▶ _Supplied information_:
^^^^^^^^^^^^^^^^

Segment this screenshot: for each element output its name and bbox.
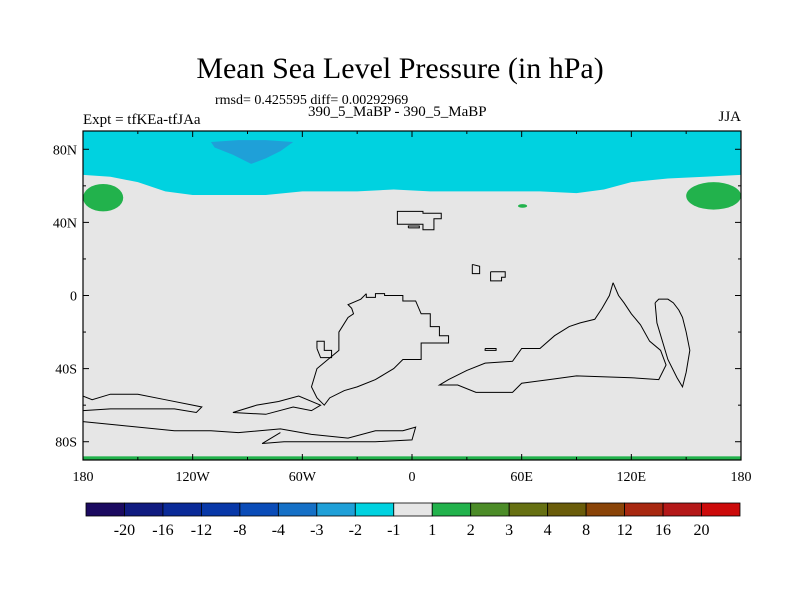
colorbar-swatch [701,502,741,517]
coastline-3 [490,271,506,282]
stats-label: rmsd= 0.425595 diff= 0.00292969 [215,93,409,108]
colorbar-label: -12 [191,522,212,539]
north-polar-deep [210,140,294,164]
colorbar-label: 2 [467,522,475,539]
y-tick-label: 40S [55,363,77,378]
colorbar-swatch [277,502,318,517]
colorbar-swatch [508,502,549,517]
coastline-1 [407,225,420,229]
colorbar-label: 16 [655,522,671,539]
comparison-label: 390_5_MaBP - 390_5_MaBP [308,104,487,120]
colorbar-swatch [316,502,356,517]
colorbar-swatch [662,502,702,517]
colorbar-label: -2 [349,522,362,539]
colorbar-label: -16 [152,522,173,539]
northwest-positive [83,184,124,212]
colorbar-label: 4 [544,522,552,539]
colorbar-swatch [431,502,472,517]
colorbar-swatch [354,502,395,517]
small-positive [518,204,528,208]
season-label: JJA [718,109,741,125]
coastline-10 [83,421,417,445]
y-tick-label: 0 [70,290,77,305]
coastline-11 [232,395,322,415]
x-tick-label: 120E [617,470,647,485]
chart-title: Mean Sea Level Pressure (in hPa) [196,52,604,85]
x-tick-label: 180 [73,470,94,485]
coastline-2 [471,263,481,275]
colorbar-label: 12 [617,522,633,539]
x-tick-label: 0 [409,470,416,485]
y-tick-label: 80S [55,436,77,451]
colorbar-label: 8 [582,522,590,539]
x-tick-label: 180 [731,470,752,485]
colorbar-label: -8 [233,522,246,539]
colorbar-swatch [201,502,241,517]
x-tick-label: 60W [289,470,317,485]
colorbar-swatch [162,502,202,517]
coastline-4 [310,293,450,406]
y-tick-label: 40N [53,216,77,231]
colorbar-label: 3 [505,522,513,539]
colorbar-swatch [585,502,625,517]
x-tick-label: 120W [176,470,211,485]
x-tick-label: 60E [510,470,533,485]
colorbar-label: -4 [272,522,285,539]
coastline-7 [437,282,667,393]
colorbar-swatch [85,502,125,517]
colorbar-label: -1 [387,522,400,539]
colorbar-swatch [624,502,664,517]
colorbar-label: 20 [694,522,710,539]
colorbar-swatch [393,502,433,517]
y-tick-label: 80N [53,143,77,158]
colorbar-swatch [239,502,279,517]
coastline-6 [484,348,497,351]
coastline-9 [83,393,203,414]
colorbar-swatch [547,502,587,517]
coastline-8 [654,298,691,389]
coastline-5 [316,340,333,359]
northeast-positive [686,182,741,210]
colorbar-label: -3 [310,522,323,539]
colorbar-swatch [124,502,164,517]
colorbar-swatch [470,502,510,517]
coastline-0 [396,210,442,231]
experiment-label: Expt = tfKEa-tfJAa [83,112,201,128]
colorbar-label: 1 [428,522,436,539]
colorbar-label: -20 [114,522,135,539]
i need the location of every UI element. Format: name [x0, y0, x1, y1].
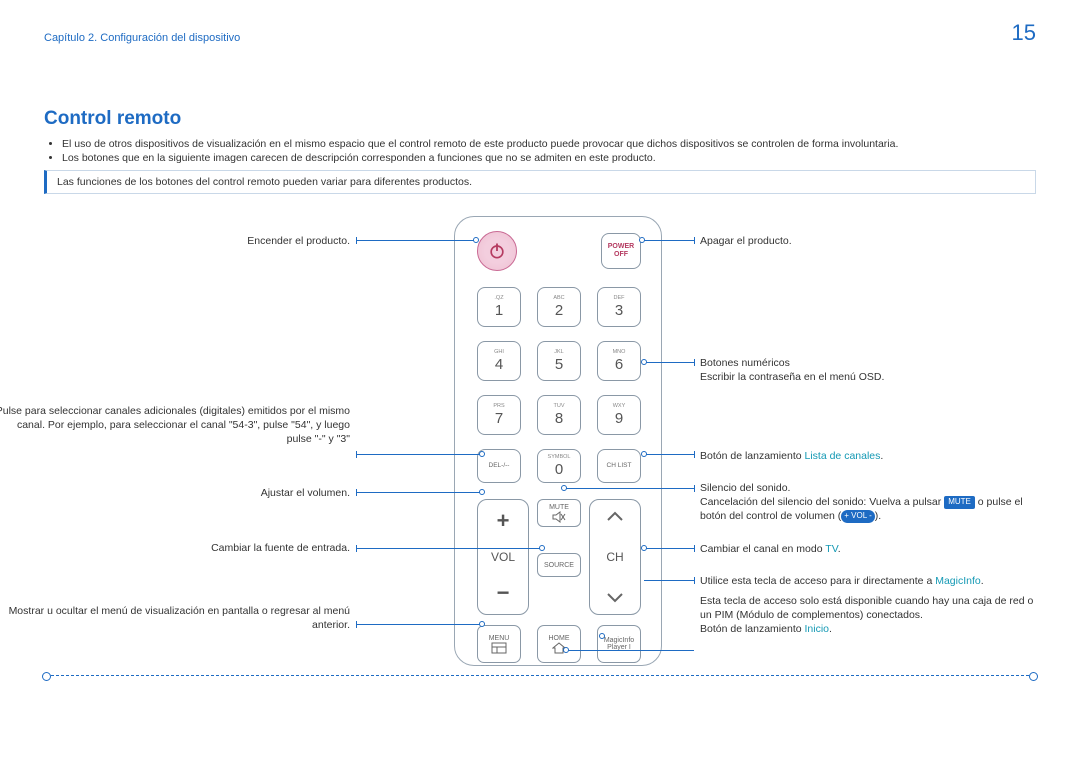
plus-icon: +	[497, 508, 510, 534]
remote-diagram: POWER OFF DEL-/-- SYMBOL 0 CH LIST + VOL…	[44, 206, 1036, 696]
chevron-down-icon	[606, 592, 624, 604]
callout-home: Esta tecla de acceso solo está disponibl…	[700, 594, 1040, 637]
volume-rocker: + VOL −	[477, 499, 529, 615]
num-line1: Botones numéricos	[700, 356, 884, 370]
chevron-up-icon	[606, 510, 624, 522]
channel-rocker: CH	[589, 499, 641, 615]
chlist-button: CH LIST	[597, 449, 641, 483]
numpad-9: WXY9	[597, 395, 641, 435]
callout-volume: Ajustar el volumen.	[261, 486, 350, 500]
intro-bullets: El uso de otros dispositivos de visualiz…	[52, 138, 1036, 164]
callout-source: Cambiar la fuente de entrada.	[211, 541, 350, 555]
numpad-4: GHI4	[477, 341, 521, 381]
mute-button: MUTE	[537, 499, 581, 527]
callout-channel: Cambiar el canal en modo TV.	[700, 542, 841, 556]
bullet-item: El uso de otros dispositivos de visualiz…	[62, 138, 1036, 150]
menu-icon	[491, 642, 507, 654]
source-button: SOURCE	[537, 553, 581, 577]
callout-magicinfo: Utilice esta tecla de acceso para ir dir…	[700, 574, 1040, 588]
mute-icon	[552, 511, 566, 523]
num-line2: Escribir la contraseña en el menú OSD.	[700, 370, 884, 384]
minus-icon: −	[497, 580, 510, 606]
numpad-8: TUV8	[537, 395, 581, 435]
vol-label: VOL	[491, 550, 515, 564]
power-off-l2: OFF	[614, 251, 628, 259]
callout-numeric: Botones numéricos Escribir la contraseña…	[700, 356, 884, 384]
power-off-l1: POWER	[608, 243, 634, 251]
home-button: HOME	[537, 625, 581, 663]
callout-mute: Silencio del sonido. Cancelación del sil…	[700, 481, 1040, 524]
section-divider	[46, 675, 1034, 676]
vol-pill: + VOL -	[841, 510, 875, 523]
numpad-1: .QZ1	[477, 287, 521, 327]
ch-label: CH	[606, 550, 623, 564]
remote-body: POWER OFF DEL-/-- SYMBOL 0 CH LIST + VOL…	[454, 216, 662, 666]
mute-pill: MUTE	[944, 496, 975, 509]
bullet-item: Los botones que en la siguiente imagen c…	[62, 152, 1036, 164]
power-on-button	[477, 231, 517, 271]
callout-dash: Pulse para seleccionar canales adicional…	[0, 404, 350, 447]
power-off-button: POWER OFF	[601, 233, 641, 269]
page-header: Capítulo 2. Configuración del dispositiv…	[44, 28, 1036, 58]
callout-power-on: Encender el producto.	[247, 234, 350, 248]
chapter-label: Capítulo 2. Configuración del dispositiv…	[44, 32, 240, 44]
zero-button: SYMBOL 0	[537, 449, 581, 483]
magicinfo-button: MagicInfo Player I	[597, 625, 641, 663]
menu-button: MENU	[477, 625, 521, 663]
callout-power-off: Apagar el producto.	[700, 234, 792, 248]
numpad-6: MNO6	[597, 341, 641, 381]
page-number: 15	[1012, 20, 1036, 46]
power-icon	[487, 241, 507, 261]
section-title: Control remoto	[44, 108, 1036, 130]
numpad-5: JKL5	[537, 341, 581, 381]
numpad-7: PRS7	[477, 395, 521, 435]
note-box: Las funciones de los botones del control…	[44, 170, 1036, 194]
callout-chlist: Botón de lanzamiento Lista de canales.	[700, 449, 883, 463]
callout-menu: Mostrar u ocultar el menú de visualizaci…	[0, 604, 350, 632]
numpad-2: ABC2	[537, 287, 581, 327]
numpad-3: DEF3	[597, 287, 641, 327]
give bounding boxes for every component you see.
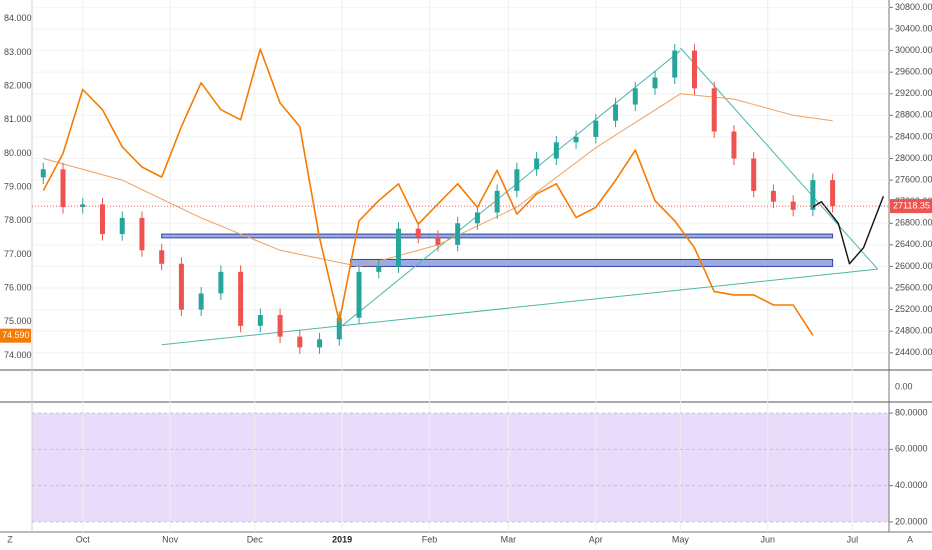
left-axis-tick: 79.000 <box>4 182 32 192</box>
candle <box>534 158 540 170</box>
candle <box>593 120 599 137</box>
x-axis-tick: 2019 <box>332 534 352 544</box>
right-axis-tick: 28800.00 <box>895 110 932 120</box>
last-price-label: 27118.35 <box>893 200 930 210</box>
right-axis-tick: 28400.00 <box>895 131 932 141</box>
right-axis-tick: 26800.00 <box>895 218 932 228</box>
candle <box>711 88 717 132</box>
candle <box>553 142 559 159</box>
right-axis-tick: 26000.00 <box>895 261 932 271</box>
candle <box>257 315 263 326</box>
x-axis-tick: Jun <box>761 534 776 544</box>
candle <box>632 88 638 105</box>
candle <box>770 190 776 202</box>
candle <box>751 158 757 191</box>
candle <box>60 169 66 208</box>
candle <box>652 77 658 89</box>
candle <box>297 336 303 348</box>
candle <box>810 180 816 210</box>
left-axis-tick: 80.000 <box>4 148 32 158</box>
left-axis-tick: 76.000 <box>4 283 32 293</box>
x-axis-tick: Dec <box>247 534 264 544</box>
left-axis-tick: 74.000 <box>4 350 32 360</box>
right-axis-tick: 30000.00 <box>895 45 932 55</box>
right-axis-tick: 29200.00 <box>895 88 932 98</box>
candle <box>178 263 184 310</box>
left-value-badge <box>0 328 31 343</box>
last-price-badge <box>890 199 932 214</box>
candle <box>336 317 342 340</box>
candle <box>731 131 737 159</box>
x-axis-tick: Apr <box>589 534 603 544</box>
candle <box>80 204 86 208</box>
rsi-axis-tick: 60.0000 <box>895 444 928 454</box>
candle <box>277 315 283 337</box>
candle <box>395 228 401 267</box>
trend-line <box>341 50 681 327</box>
left-axis-tick: 78.000 <box>4 215 32 225</box>
candle <box>40 169 46 178</box>
rsi-band <box>32 413 889 522</box>
left-axis-tick: 83.000 <box>4 47 32 57</box>
candle <box>514 169 520 191</box>
candle <box>435 236 441 245</box>
right-axis-tick: 25600.00 <box>895 282 932 292</box>
left-axis-tick: 84.000 <box>4 13 32 23</box>
right-axis-tick: 26400.00 <box>895 239 932 249</box>
candle <box>139 217 145 251</box>
candle <box>672 50 678 78</box>
candle <box>218 271 224 294</box>
x-axis-tick: Jul <box>847 534 859 544</box>
candle <box>790 201 796 210</box>
candle <box>415 228 421 237</box>
candle <box>830 180 836 207</box>
right-axis-tick: 24800.00 <box>895 326 932 336</box>
rsi-axis-tick: 80.0000 <box>895 407 928 417</box>
left-axis-tick: 77.000 <box>4 249 32 259</box>
candle <box>99 204 105 235</box>
candle <box>613 104 619 121</box>
right-axis-tick: 30400.00 <box>895 23 932 33</box>
candle <box>376 266 382 272</box>
orange-series-line <box>42 48 814 336</box>
candle <box>317 339 323 348</box>
candle <box>119 217 125 235</box>
right-axis-tick: 25200.00 <box>895 304 932 314</box>
projection-path <box>812 196 885 265</box>
candle <box>494 190 500 213</box>
candle <box>198 293 204 310</box>
rsi-axis-tick: 40.0000 <box>895 480 928 490</box>
right-axis-tick: 28000.00 <box>895 153 932 163</box>
right-axis-tick: 27600.00 <box>895 174 932 184</box>
support-zone <box>161 233 834 239</box>
candle <box>238 271 244 326</box>
candle <box>356 271 362 318</box>
candle <box>573 136 579 143</box>
x-axis-tick: Oct <box>76 534 91 544</box>
left-axis-tick: 75.000 <box>4 316 32 326</box>
candle <box>159 250 165 264</box>
right-axis-tick: 29600.00 <box>895 67 932 77</box>
candle <box>474 212 480 224</box>
zoom-button[interactable]: Z <box>7 534 13 544</box>
left-axis-tick: 82.000 <box>4 81 32 91</box>
trend-line <box>680 47 879 270</box>
left-axis-tick: 81.000 <box>4 114 32 124</box>
rsi-axis-tick: 20.0000 <box>895 516 928 526</box>
lower-pane-tick: 0.00 <box>895 381 913 391</box>
right-axis-tick: 30800.00 <box>895 2 932 12</box>
auto-scale-button[interactable]: A <box>907 534 913 544</box>
x-axis-tick: Nov <box>162 534 179 544</box>
x-axis-tick: Feb <box>422 534 438 544</box>
candle <box>691 50 697 89</box>
x-axis-tick: Mar <box>501 534 517 544</box>
left-value-label: 74.590 <box>2 330 30 340</box>
candle <box>455 223 461 245</box>
x-axis-tick: May <box>672 534 690 544</box>
right-axis-tick: 24400.00 <box>895 347 932 357</box>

^^^^^^^^^^^^^^^^

▶ _Exercise details_:
In the data above, return every line from the one containing "508, 510, 534]" down to the one containing "volume-rocker: + VOL", both included, copied character for character.

▶ _Task output_:
plus-icon: +	[497, 508, 510, 534]
remote-diagram: POWER OFF DEL-/-- SYMBOL 0 CH LIST + VOL…	[44, 206, 1036, 696]
chevron-down-icon	[606, 592, 624, 604]
callout-home: Esta tecla de acceso solo está disponibl…	[700, 594, 1040, 637]
volume-rocker: + VOL −	[477, 499, 529, 615]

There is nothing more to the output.